┌────────
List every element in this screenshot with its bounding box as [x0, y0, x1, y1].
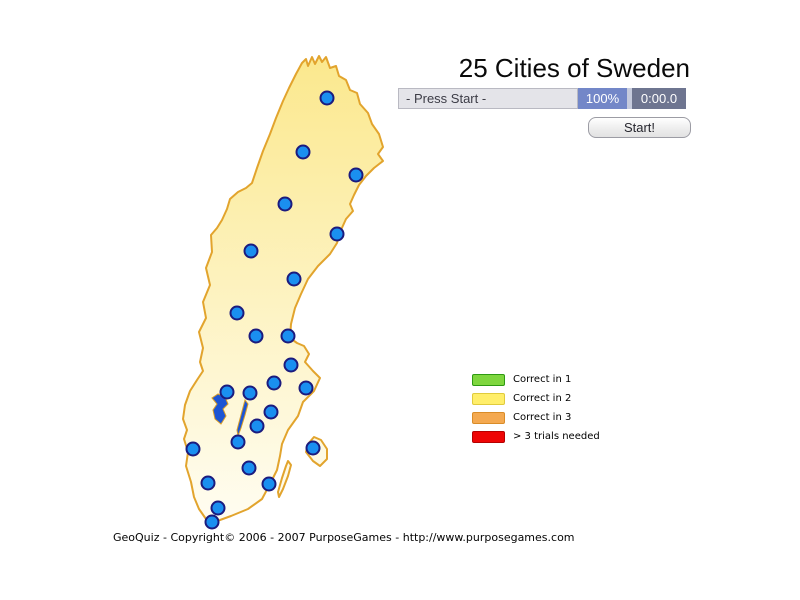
legend-label: Correct in 2 [513, 393, 572, 404]
city-dot[interactable] [266, 375, 282, 391]
city-dots [185, 90, 364, 530]
city-dot[interactable] [249, 418, 265, 434]
legend-swatch [472, 373, 505, 386]
city-dot[interactable] [329, 226, 345, 242]
status-bar: - Press Start - 100% 0:00.0 [398, 88, 686, 109]
city-dot[interactable] [295, 144, 311, 160]
legend-label: Correct in 3 [513, 412, 572, 423]
city-dot[interactable] [242, 385, 258, 401]
footer-copyright: GeoQuiz - Copyright© 2006 - 2007 Purpose… [113, 531, 575, 544]
legend-row: Correct in 3 [472, 408, 600, 427]
legend-label: Correct in 1 [513, 374, 572, 385]
start-button[interactable]: Start! [588, 117, 691, 138]
legend-label: > 3 trials needed [513, 431, 600, 442]
city-dot[interactable] [185, 441, 201, 457]
page-title: 25 Cities of Sweden [458, 53, 690, 83]
oland-island [277, 460, 292, 498]
city-dot[interactable] [204, 514, 220, 530]
city-dot[interactable] [283, 357, 299, 373]
legend-row: Correct in 2 [472, 389, 600, 408]
city-dot[interactable] [230, 434, 246, 450]
lake-vattern [236, 398, 249, 438]
city-dot[interactable] [348, 167, 364, 183]
game-timer: 0:00.0 [632, 88, 686, 109]
city-dot[interactable] [248, 328, 264, 344]
city-dot[interactable] [263, 404, 279, 420]
legend-swatch [472, 430, 505, 443]
city-dot[interactable] [277, 196, 293, 212]
city-dot[interactable] [280, 328, 296, 344]
score-percent: 100% [578, 88, 627, 109]
city-dot[interactable] [229, 305, 245, 321]
status-message: - Press Start - [398, 88, 578, 109]
city-dot[interactable] [200, 475, 216, 491]
city-dot[interactable] [298, 380, 314, 396]
legend-row: Correct in 1 [472, 370, 600, 389]
city-dot[interactable] [261, 476, 277, 492]
city-dot[interactable] [305, 440, 321, 456]
legend-row: > 3 trials needed [472, 427, 600, 446]
city-dot[interactable] [286, 271, 302, 287]
city-dot[interactable] [319, 90, 335, 106]
status-bar-divider [627, 88, 632, 109]
legend: Correct in 1 Correct in 2 Correct in 3 > 3 … [472, 370, 600, 446]
city-dot[interactable] [241, 460, 257, 476]
city-dot[interactable] [219, 384, 235, 400]
city-dot[interactable] [210, 500, 226, 516]
lake-vanern [211, 393, 229, 425]
legend-swatch [472, 392, 505, 405]
legend-swatch [472, 411, 505, 424]
city-dot[interactable] [243, 243, 259, 259]
sweden-mainland [182, 55, 384, 524]
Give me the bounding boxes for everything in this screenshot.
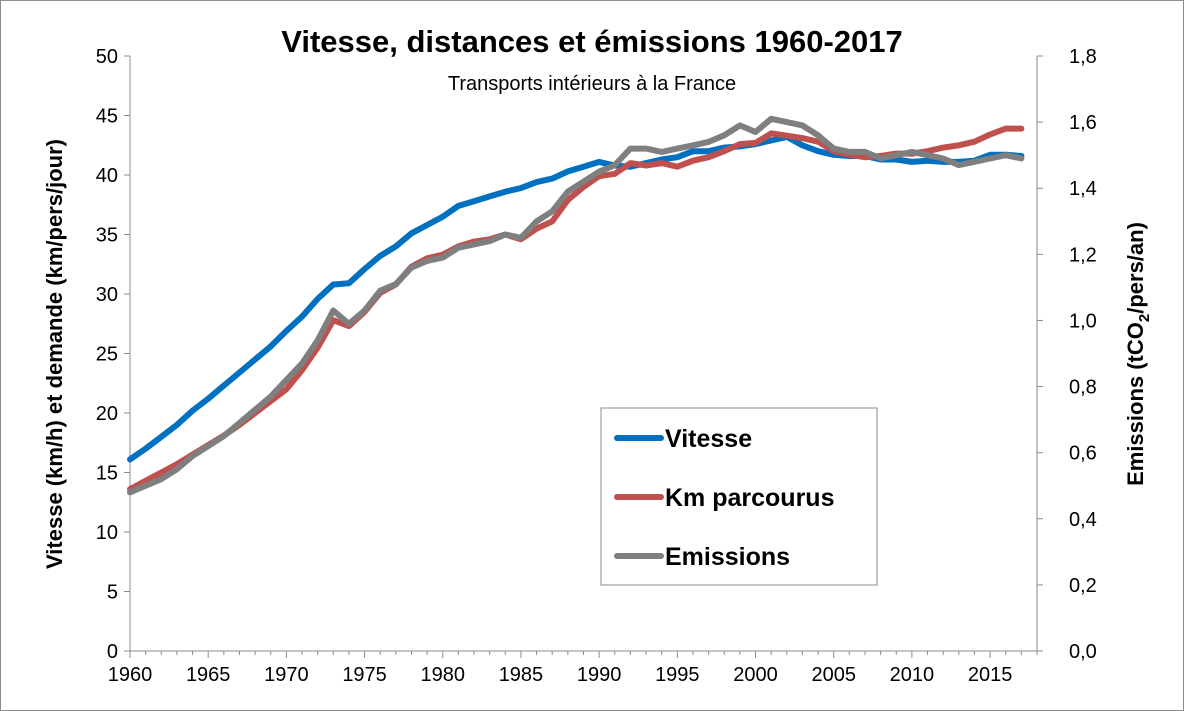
y2-tick-label: 1,4 bbox=[1069, 178, 1097, 200]
y-axis-title: Vitesse (km/h) et demande (km/pers/jour) bbox=[42, 139, 67, 569]
y2-tick-label: 0,8 bbox=[1069, 377, 1097, 399]
y-tick-label: 10 bbox=[96, 522, 118, 544]
y2-tick-label: 1,8 bbox=[1069, 46, 1097, 68]
y2-tick-label: 1,0 bbox=[1069, 310, 1097, 332]
y-tick-label: 40 bbox=[96, 165, 118, 187]
y-tick-label: 30 bbox=[96, 284, 118, 306]
series-line-emissions bbox=[127, 115, 1025, 496]
axes: 0 5 10 15 20 25 30 35 40 45 50 0,0 0,2 0,4 0,6 0,8 1,0 1,… bbox=[96, 46, 1097, 686]
y2-tick-label: 0,0 bbox=[1069, 641, 1097, 663]
y-tick-label: 0 bbox=[107, 641, 118, 663]
y-tick-label: 20 bbox=[96, 403, 118, 425]
x-tick-label: 1960 bbox=[108, 664, 153, 686]
y-tick-label: 50 bbox=[96, 46, 118, 68]
y2-axis-title-prefix: Emissions (tCO bbox=[1123, 322, 1148, 486]
y-tick-label: 45 bbox=[96, 106, 118, 128]
y-tick-label: 15 bbox=[96, 463, 118, 485]
x-tick-label: 1980 bbox=[421, 664, 466, 686]
y2-tick-label: 1,2 bbox=[1069, 244, 1097, 266]
series-layer bbox=[127, 115, 1025, 496]
y2-tick-label: 1,6 bbox=[1069, 112, 1097, 134]
x-tick-label: 1970 bbox=[264, 664, 309, 686]
x-tick-label: 1975 bbox=[342, 664, 387, 686]
chart-title: Vitesse, distances et émissions 1960-201… bbox=[281, 24, 903, 59]
y2-tick-label: 0,4 bbox=[1069, 509, 1097, 531]
chart-subtitle: Transports intérieurs à la France bbox=[448, 73, 736, 95]
legend-label-emissions: Emissions bbox=[665, 543, 790, 571]
x-tick-label: 2015 bbox=[968, 664, 1013, 686]
y2-axis-title: Emissions (tCO2/pers/an) bbox=[1123, 222, 1153, 486]
y-tick-label: 25 bbox=[96, 344, 118, 366]
legend-label-vitesse: Vitesse bbox=[665, 425, 752, 453]
legend: Vitesse Km parcourus Emissions bbox=[600, 407, 878, 586]
y2-tick-label: 0,2 bbox=[1069, 575, 1097, 597]
x-tick-label: 1995 bbox=[655, 664, 700, 686]
x-tick-label: 2000 bbox=[733, 664, 778, 686]
x-tick-label: 2005 bbox=[811, 664, 856, 686]
y2-axis-title-suffix: /pers/an) bbox=[1123, 222, 1148, 314]
y-tick-label: 5 bbox=[107, 582, 118, 604]
legend-label-km-parcourus: Km parcourus bbox=[665, 484, 834, 512]
y2-tick-label: 0,6 bbox=[1069, 443, 1097, 465]
y2-axis-title-sub: 2 bbox=[1136, 314, 1153, 322]
y-tick-label: 35 bbox=[96, 225, 118, 247]
x-tick-label: 1965 bbox=[186, 664, 231, 686]
x-tick-label: 2010 bbox=[890, 664, 935, 686]
x-tick-label: 1990 bbox=[577, 664, 622, 686]
x-tick-label: 1985 bbox=[499, 664, 544, 686]
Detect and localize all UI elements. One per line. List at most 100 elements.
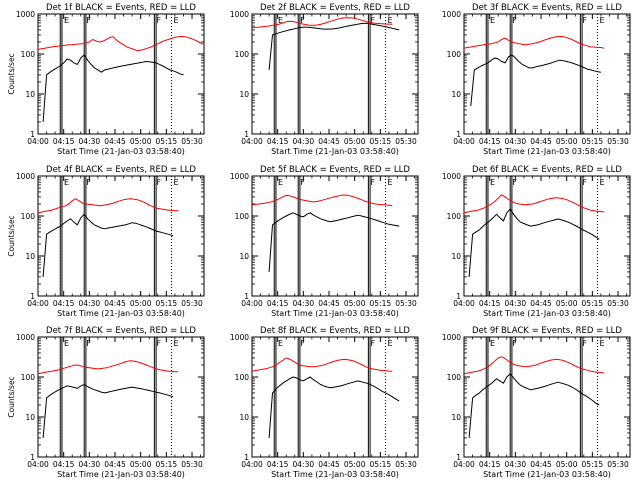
y-tick-label: 10	[451, 413, 461, 422]
y-tick-label: 1	[456, 292, 461, 301]
x-axis-label: Start Time (21-Jan-03 03:58:40)	[57, 309, 185, 318]
panel-title: Det 6f BLACK = Events, RED = LLD	[472, 165, 622, 175]
x-tick-label: 05:00	[344, 137, 366, 146]
x-tick-label: 04:30	[79, 137, 101, 146]
series-group	[38, 35, 204, 123]
panel-det-6: Det 6f BLACK = Events, RED = LLD 04:00 04:…	[442, 165, 631, 318]
y-tick-label: 10	[239, 413, 249, 422]
x-tick-label: 04:30	[505, 137, 527, 146]
interval-marker-label: F	[582, 178, 587, 187]
y-tick-label: 100	[235, 50, 250, 59]
x-axis-label: Start Time (21-Jan-03 03:58:40)	[483, 309, 611, 318]
y-tick-label: 1	[244, 130, 249, 139]
y-tick-label: 1000	[230, 10, 249, 19]
y-tick-label: 1	[30, 130, 35, 139]
plot-frame	[251, 336, 419, 458]
x-tick-label: 04:15	[479, 299, 501, 308]
y-tick-label: 10	[25, 413, 35, 422]
x-tick-label: 05:00	[130, 299, 152, 308]
interval-marker-label: F	[512, 178, 517, 187]
series-lld-line	[252, 17, 393, 29]
series-events-line	[42, 384, 174, 438]
x-tick-label: 05:15	[156, 137, 178, 146]
series-events-line	[268, 212, 400, 272]
y-tick-label: 1000	[442, 10, 461, 19]
interval-marker-label: F	[582, 339, 587, 348]
series-lld-line	[38, 360, 179, 375]
interval-marker-label: F	[156, 339, 161, 348]
interval-marker-label: F	[300, 16, 305, 25]
x-tick-label: 05:00	[556, 299, 578, 308]
series-lld-line	[38, 35, 204, 52]
x-tick-label: 05:00	[556, 460, 578, 469]
plot-frame	[37, 13, 205, 135]
x-tick-label: 05:15	[582, 137, 604, 146]
interval-marker-label: F	[86, 339, 91, 348]
interval-marker-label: F	[86, 178, 91, 187]
panel-title: Det 4f BLACK = Events, RED = LLD	[46, 165, 196, 175]
series-group	[38, 198, 179, 277]
x-tick-label: 04:00	[27, 460, 49, 469]
x-tick-label: 04:15	[267, 299, 289, 308]
x-tick-label: 04:45	[318, 299, 340, 308]
panel-det-4: Det 4f BLACK = Events, RED = LLD 04:00 04:…	[7, 165, 205, 318]
x-tick-label: 04:00	[27, 299, 49, 308]
interval-marker-label: F	[582, 16, 587, 25]
interval-marker-label: F	[156, 178, 161, 187]
panel-title: Det 3f BLACK = Events, RED = LLD	[472, 3, 622, 13]
x-tick-label: 04:15	[267, 460, 289, 469]
panel-title: Det 2f BLACK = Events, RED = LLD	[260, 3, 410, 13]
x-tick-label: 05:00	[344, 460, 366, 469]
interval-marker-label: E	[387, 16, 392, 25]
x-tick-label: 04:45	[318, 137, 340, 146]
y-tick-label: 100	[235, 373, 250, 382]
series-events-line	[42, 213, 174, 277]
x-tick-label: 04:15	[479, 137, 501, 146]
series-events-line	[468, 373, 600, 438]
series-group	[252, 194, 400, 272]
y-tick-label: 1000	[230, 172, 249, 181]
x-tick-label: 05:30	[395, 299, 417, 308]
series-lld-line	[252, 194, 393, 207]
series-events-line	[42, 54, 184, 123]
interval-marker-label: F	[370, 16, 375, 25]
panel-det-7: Det 7f BLACK = Events, RED = LLD 04:00 04:…	[7, 326, 205, 479]
plot-frame	[251, 175, 419, 297]
y-tick-label: 1	[456, 453, 461, 462]
x-axis-label: Start Time (21-Jan-03 03:58:40)	[57, 470, 185, 479]
x-axis-label: Start Time (21-Jan-03 03:58:40)	[57, 147, 185, 156]
y-tick-label: 10	[239, 90, 249, 99]
plot-frame	[37, 336, 205, 458]
x-tick-label: 04:45	[104, 460, 126, 469]
x-tick-label: 05:15	[582, 460, 604, 469]
x-axis-label: Start Time (21-Jan-03 03:58:40)	[483, 470, 611, 479]
interval-marker-label: F	[512, 16, 517, 25]
y-tick-label: 10	[451, 252, 461, 261]
panel-title: Det 7f BLACK = Events, RED = LLD	[46, 326, 196, 336]
x-tick-label: 04:45	[104, 299, 126, 308]
x-tick-label: 05:15	[370, 137, 392, 146]
x-tick-label: 05:30	[181, 299, 203, 308]
y-axis-label: Counts/sec	[7, 53, 16, 94]
y-tick-label: 10	[239, 252, 249, 261]
x-tick-label: 05:00	[556, 137, 578, 146]
series-events-line	[268, 376, 400, 438]
panel-det-1: Det 1f BLACK = Events, RED = LLD 04:00 04:…	[7, 3, 205, 156]
y-tick-label: 100	[21, 212, 36, 221]
y-tick-label: 10	[25, 252, 35, 261]
x-tick-label: 04:45	[318, 460, 340, 469]
x-tick-label: 05:15	[156, 299, 178, 308]
x-tick-label: 04:15	[267, 137, 289, 146]
series-lld-line	[252, 357, 393, 372]
x-tick-label: 04:30	[505, 460, 527, 469]
x-tick-label: 05:15	[370, 460, 392, 469]
x-axis-label: Start Time (21-Jan-03 03:58:40)	[271, 309, 399, 318]
interval-marker-label: E	[173, 16, 178, 25]
plot-frame	[463, 175, 631, 297]
panel-title: Det 8f BLACK = Events, RED = LLD	[260, 326, 410, 336]
panel-det-8: Det 8f BLACK = Events, RED = LLD 04:00 04:…	[230, 326, 419, 479]
x-tick-label: 05:30	[395, 137, 417, 146]
series-group	[38, 360, 179, 438]
x-tick-label: 05:00	[130, 460, 152, 469]
panel-title: Det 5f BLACK = Events, RED = LLD	[260, 165, 410, 175]
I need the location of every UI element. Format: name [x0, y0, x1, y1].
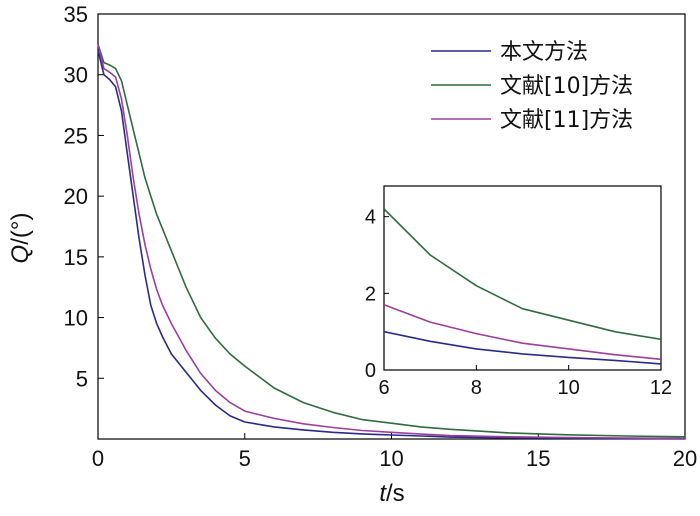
- x-tick-label: 5: [239, 446, 251, 471]
- inset-x-tick-label: 8: [471, 377, 482, 399]
- y-tick-label: 15: [64, 245, 88, 270]
- inset-y-tick-label: 4: [365, 207, 376, 229]
- y-tick-label: 5: [76, 366, 88, 391]
- x-tick-label: 0: [92, 446, 104, 471]
- series-line-1: [97, 50, 686, 440]
- series-line-2: [97, 44, 686, 438]
- series-line-3: [97, 44, 686, 440]
- legend-label-3: 文献[11]方法: [500, 108, 633, 133]
- x-axis-label: t/s: [379, 480, 404, 507]
- y-tick-label: 30: [64, 63, 88, 88]
- inset-series-line-3: [384, 304, 661, 361]
- inset-x-tick-label: 12: [650, 377, 672, 399]
- inset-y-tick-label: 0: [365, 360, 376, 382]
- x-tick-label: 15: [526, 446, 550, 471]
- y-axis-label: Q/(°): [7, 213, 34, 264]
- y-tick-label: 10: [64, 306, 88, 331]
- inset-frame: [383, 185, 662, 371]
- y-axis-label-unit: /(°): [7, 213, 34, 245]
- legend-label-2: 文献[10]方法: [500, 74, 633, 99]
- inset-x-tick-label: 6: [378, 377, 389, 399]
- y-tick-label: 25: [64, 123, 88, 148]
- inset-x-tick-label: 10: [558, 377, 580, 399]
- legend-label-1: 本文方法: [500, 40, 588, 65]
- inset-series-line-2: [384, 208, 661, 341]
- inset-y-tick-label: 2: [365, 283, 376, 305]
- main-series: [97, 44, 686, 440]
- inset-series-line-1: [384, 330, 661, 365]
- x-axis-label-var: t: [379, 480, 387, 507]
- y-axis-label-var: Q: [7, 245, 34, 264]
- y-tick-label: 35: [64, 2, 88, 27]
- inset-series: [384, 208, 661, 365]
- x-tick-label: 20: [673, 446, 697, 471]
- y-tick-label: 20: [64, 184, 88, 209]
- inset-chart: 6 8 10 12 0 2 4: [365, 185, 672, 399]
- x-axis-label-unit: /s: [386, 480, 405, 507]
- x-tick-label: 10: [379, 446, 403, 471]
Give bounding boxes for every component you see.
└────────
* **WHAT TO DO**
Rewrite the records from the line with "legend-label: Correct in 2" up to and including the line with "legend-row: Correct in 3 [472, 408, 600, 427]", substituting "Right" for every "Correct" and changing nothing else.

* **TASK ANSWER**
legend-label: Right in 2 [513, 393, 572, 404]
city-dot[interactable] [266, 375, 282, 391]
city-dots [185, 90, 364, 530]
city-dot[interactable] [249, 418, 265, 434]
legend-swatch [472, 373, 505, 386]
city-dot[interactable] [329, 226, 345, 242]
status-bar: - Press Start - 100% 0:00.0 [398, 88, 686, 109]
city-dot[interactable] [295, 144, 311, 160]
legend-label: Right in 3 [513, 412, 572, 423]
city-dot[interactable] [242, 385, 258, 401]
footer-copyright: GeoQuiz - Copyright© 2006 - 2007 Purpose… [113, 531, 575, 544]
legend-row: Right in 3 [472, 408, 600, 427]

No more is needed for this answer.